Excerpts from a figure dataset:
::::::::::

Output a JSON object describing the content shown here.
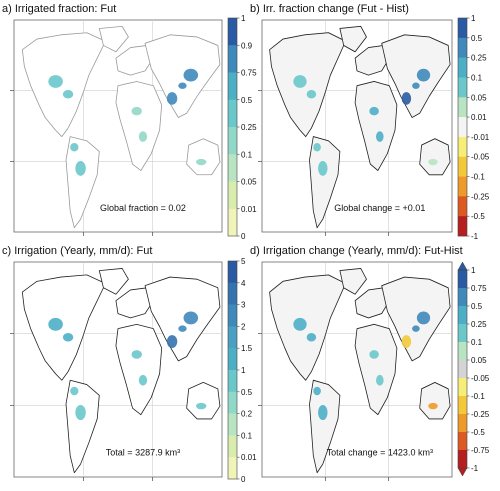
{
  "chart_data": [
    {
      "type": "heatmap",
      "title": "a) Irrigated fraction: Fut",
      "annotation": "Global fraction = 0.02",
      "colorbar_ticks": [
        "1",
        "0.9",
        "0.75",
        "0.5",
        "0.25",
        "0.1",
        "0.05",
        "0.01",
        "0"
      ],
      "colorbar_colors": [
        "#2a5aa3",
        "#3f8abb",
        "#4dafc6",
        "#6ac8cb",
        "#92d8c8",
        "#b8e4c2",
        "#d8ecae",
        "#f0f4b8"
      ],
      "hotspots": [
        {
          "region": "North America",
          "value": 0.25
        },
        {
          "region": "South America",
          "value": 0.25
        },
        {
          "region": "Africa",
          "value": 0.1
        },
        {
          "region": "India",
          "value": 0.75
        },
        {
          "region": "China",
          "value": 0.75
        },
        {
          "region": "Australia",
          "value": 0.1
        }
      ]
    },
    {
      "type": "heatmap",
      "title": "b) Irr. fraction change (Fut - Hist)",
      "annotation": "Global change = +0.01",
      "colorbar_ticks": [
        "1",
        "0.5",
        "0.25",
        "0.1",
        "0.05",
        "0.01",
        "-0.01",
        "-0.05",
        "-0.1",
        "-0.25",
        "-0.5",
        "-1"
      ],
      "colorbar_colors": [
        "#2a5aa3",
        "#3f8abb",
        "#4dafc6",
        "#6ac8cb",
        "#b8e4c2",
        "#f4f4f4",
        "#f6ee76",
        "#f3c93a",
        "#ee9a2a",
        "#dc5a22",
        "#b51f1f"
      ],
      "hotspots": [
        {
          "region": "North America",
          "value": 0.05
        },
        {
          "region": "South America",
          "value": 0.05
        },
        {
          "region": "Africa",
          "value": 0.1
        },
        {
          "region": "India",
          "value": 0.5
        },
        {
          "region": "China",
          "value": 0.25
        },
        {
          "region": "Australia",
          "value": 0.01
        }
      ]
    },
    {
      "type": "heatmap",
      "title": "c) Irrigation (Yearly, mm/d): Fut",
      "annotation": "Total = 3287.9 km³",
      "colorbar_ticks": [
        "5",
        "4",
        "3",
        "2",
        "1.5",
        "1",
        "0.5",
        "0.2",
        "0.1",
        "0.01",
        "0"
      ],
      "colorbar_colors": [
        "#2a5aa3",
        "#3573ae",
        "#3f8abb",
        "#4a9fc2",
        "#4dafc6",
        "#6ac8cb",
        "#92d8c8",
        "#b8e4c2",
        "#d8ecae",
        "#f0f4b8"
      ],
      "hotspots": [
        {
          "region": "North America",
          "value": 1
        },
        {
          "region": "South America",
          "value": 0.5
        },
        {
          "region": "Africa",
          "value": 0.5
        },
        {
          "region": "India",
          "value": 3
        },
        {
          "region": "China",
          "value": 2
        },
        {
          "region": "Australia",
          "value": 0.5
        }
      ]
    },
    {
      "type": "heatmap",
      "title": "d) Irrigation change (Yearly, mm/d): Fut-Hist",
      "annotation": "Total change = 1423.0 km³",
      "colorbar_ticks": [
        "1",
        "0.75",
        "0.5",
        "0.25",
        "0.1",
        "0.05",
        "-0.05",
        "-0.1",
        "-0.25",
        "-0.5",
        "-0.75",
        "-1"
      ],
      "colorbar_colors": [
        "#2a5aa3",
        "#3f8abb",
        "#4dafc6",
        "#6ac8cb",
        "#b8e4c2",
        "#d4d4d4",
        "#f6ee76",
        "#f3c93a",
        "#ee9a2a",
        "#dc5a22",
        "#b51f1f"
      ],
      "colorbar_extend": "both",
      "hotspots": [
        {
          "region": "North America",
          "value": 0.25
        },
        {
          "region": "South America",
          "value": 0.25
        },
        {
          "region": "Africa",
          "value": 0.1
        },
        {
          "region": "India",
          "value": -0.25
        },
        {
          "region": "China",
          "value": 0.5
        },
        {
          "region": "Australia",
          "value": -0.5
        }
      ]
    }
  ]
}
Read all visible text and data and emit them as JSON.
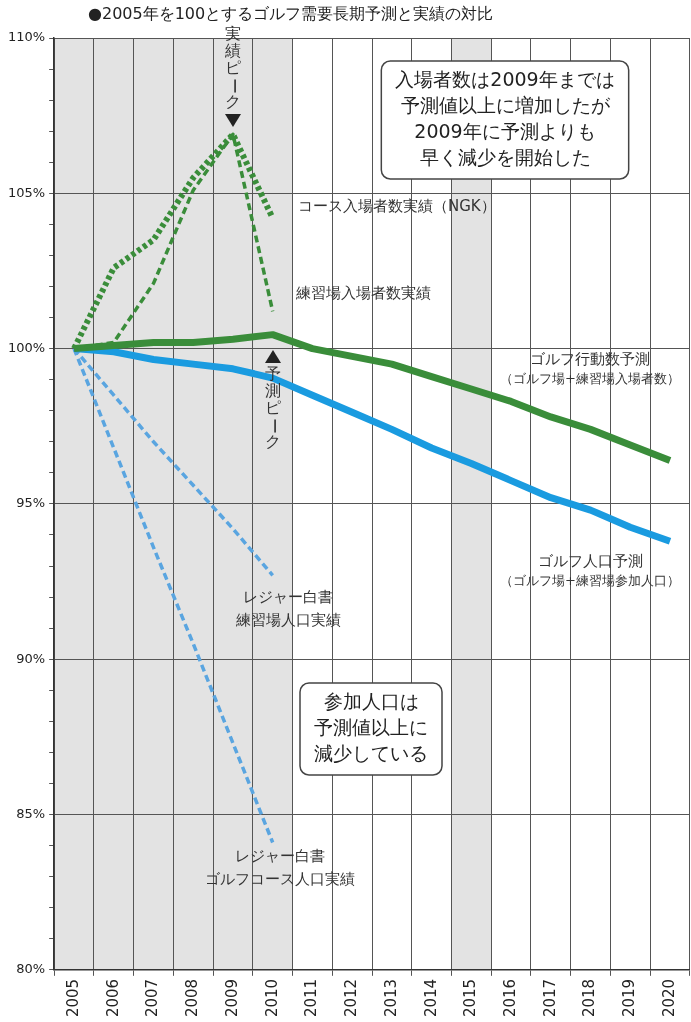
{
  "chart_data": {
    "type": "line",
    "title": "●2005年を100とするゴルフ需要長期予測と実績の対比",
    "categories": [
      "2005",
      "2006",
      "2007",
      "2008",
      "2009",
      "2010",
      "2011",
      "2012",
      "2013",
      "2014",
      "2015",
      "2016",
      "2017",
      "2018",
      "2019",
      "2020"
    ],
    "series": [
      {
        "name": "コース入場者数実績（NGK）",
        "color": "#3a8d3a",
        "line_style": "dotted",
        "values": [
          100,
          102.6,
          103.5,
          105.5,
          106.9,
          104.2,
          null,
          null,
          null,
          null,
          null,
          null,
          null,
          null,
          null,
          null
        ]
      },
      {
        "name": "練習場入場者数実績",
        "color": "#3a8d3a",
        "line_style": "dashed",
        "values": [
          100,
          100.2,
          102.1,
          105.1,
          106.9,
          101.2,
          null,
          null,
          null,
          null,
          null,
          null,
          null,
          null,
          null,
          null
        ]
      },
      {
        "name": "ゴルフ行動数予測",
        "color": "#3a8d3a",
        "line_style": "solid",
        "values": [
          100,
          100.1,
          100.2,
          100.2,
          100.3,
          100.45,
          100,
          99.75,
          99.5,
          99.1,
          98.7,
          98.3,
          97.8,
          97.4,
          96.9,
          96.4
        ]
      },
      {
        "name": "ゴルフ人口予測",
        "color": "#1a9be0",
        "line_style": "solid",
        "values": [
          100,
          99.9,
          99.65,
          99.5,
          99.35,
          99.05,
          98.5,
          97.95,
          97.4,
          96.8,
          96.3,
          95.75,
          95.2,
          94.8,
          94.25,
          93.8
        ]
      },
      {
        "name": "レジャー白書練習場人口実績",
        "color": "#5aa5e0",
        "line_style": "dashed",
        "values": [
          100,
          98.5,
          97,
          95.6,
          94.2,
          92.7,
          null,
          null,
          null,
          null,
          null,
          null,
          null,
          null,
          null,
          null
        ]
      },
      {
        "name": "レジャー白書ゴルフコース人口実績",
        "color": "#5aa5e0",
        "line_style": "dashed",
        "values": [
          100,
          96.8,
          93.6,
          90.5,
          87.3,
          84.1,
          null,
          null,
          null,
          null,
          null,
          null,
          null,
          null,
          null,
          null
        ]
      }
    ],
    "ylim": [
      80,
      110
    ],
    "yticks": [
      {
        "value": 80,
        "label": "80%"
      },
      {
        "value": 81,
        "label": null
      },
      {
        "value": 82,
        "label": null
      },
      {
        "value": 83,
        "label": null
      },
      {
        "value": 84,
        "label": null
      },
      {
        "value": 85,
        "label": "85%"
      },
      {
        "value": 86,
        "label": null
      },
      {
        "value": 87,
        "label": null
      },
      {
        "value": 88,
        "label": null
      },
      {
        "value": 89,
        "label": null
      },
      {
        "value": 90,
        "label": "90%"
      },
      {
        "value": 91,
        "label": null
      },
      {
        "value": 92,
        "label": null
      },
      {
        "value": 93,
        "label": null
      },
      {
        "value": 94,
        "label": null
      },
      {
        "value": 95,
        "label": "95%"
      },
      {
        "value": 96,
        "label": null
      },
      {
        "value": 97,
        "label": null
      },
      {
        "value": 98,
        "label": null
      },
      {
        "value": 99,
        "label": null
      },
      {
        "value": 100,
        "label": "100%"
      },
      {
        "value": 101,
        "label": null
      },
      {
        "value": 102,
        "label": null
      },
      {
        "value": 103,
        "label": null
      },
      {
        "value": 104,
        "label": null
      },
      {
        "value": 105,
        "label": "105%"
      },
      {
        "value": 106,
        "label": null
      },
      {
        "value": 107,
        "label": null
      },
      {
        "value": 108,
        "label": null
      },
      {
        "value": 109,
        "label": null
      },
      {
        "value": 110,
        "label": "110%"
      }
    ],
    "bands": [
      {
        "axis": "x",
        "from": "2005",
        "to": "2010",
        "color": "#e3e3e3"
      },
      {
        "axis": "x",
        "from": "2015",
        "to": "2015",
        "color": "#e3e3e3"
      }
    ],
    "annotations": [
      {
        "text": "実績ピーク",
        "x": "2009",
        "y": 106.9
      },
      {
        "text": "予測ピーク",
        "x": "2010",
        "y": 100.45
      },
      "入場者数は2009年までは予測値以上に増加したが2009年に予測よりも早く減少を開始した",
      "参加人口は予測値以上に減少している",
      "（ゴルフ場+練習場入場者数）",
      "（ゴルフ場+練習場参加人口）"
    ],
    "grid": true,
    "legend": false,
    "marker": "none"
  }
}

::::::::::

=== EXERCISE ===
Where a line contains "fraction", copy that line.

=== COMPLETE ANSWER ===
      "title": "a) Irrigated fraction: Fut",
      "annotation": "Global fraction = 0.02",
      "title": "b) Irr. fraction change (Fut - Hist)",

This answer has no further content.